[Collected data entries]
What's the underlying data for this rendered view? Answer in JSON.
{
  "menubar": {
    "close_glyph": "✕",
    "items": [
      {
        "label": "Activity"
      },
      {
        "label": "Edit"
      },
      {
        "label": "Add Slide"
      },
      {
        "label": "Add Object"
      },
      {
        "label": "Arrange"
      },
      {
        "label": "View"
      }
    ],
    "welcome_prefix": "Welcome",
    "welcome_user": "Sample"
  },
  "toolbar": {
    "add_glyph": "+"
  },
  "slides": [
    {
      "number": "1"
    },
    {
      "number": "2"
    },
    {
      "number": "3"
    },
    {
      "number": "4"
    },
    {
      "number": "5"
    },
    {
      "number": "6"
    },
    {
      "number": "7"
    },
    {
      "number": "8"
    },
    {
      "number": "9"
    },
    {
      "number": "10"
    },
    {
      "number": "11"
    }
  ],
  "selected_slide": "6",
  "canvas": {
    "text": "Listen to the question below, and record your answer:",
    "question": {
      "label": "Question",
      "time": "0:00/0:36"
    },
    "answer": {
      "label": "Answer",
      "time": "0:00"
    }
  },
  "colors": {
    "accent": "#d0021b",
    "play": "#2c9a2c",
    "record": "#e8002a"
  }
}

YOUR INSTRUCTIONS
Report how many lines of the preceding records include "label". Output the number only.

SOLVED PROBLEM
8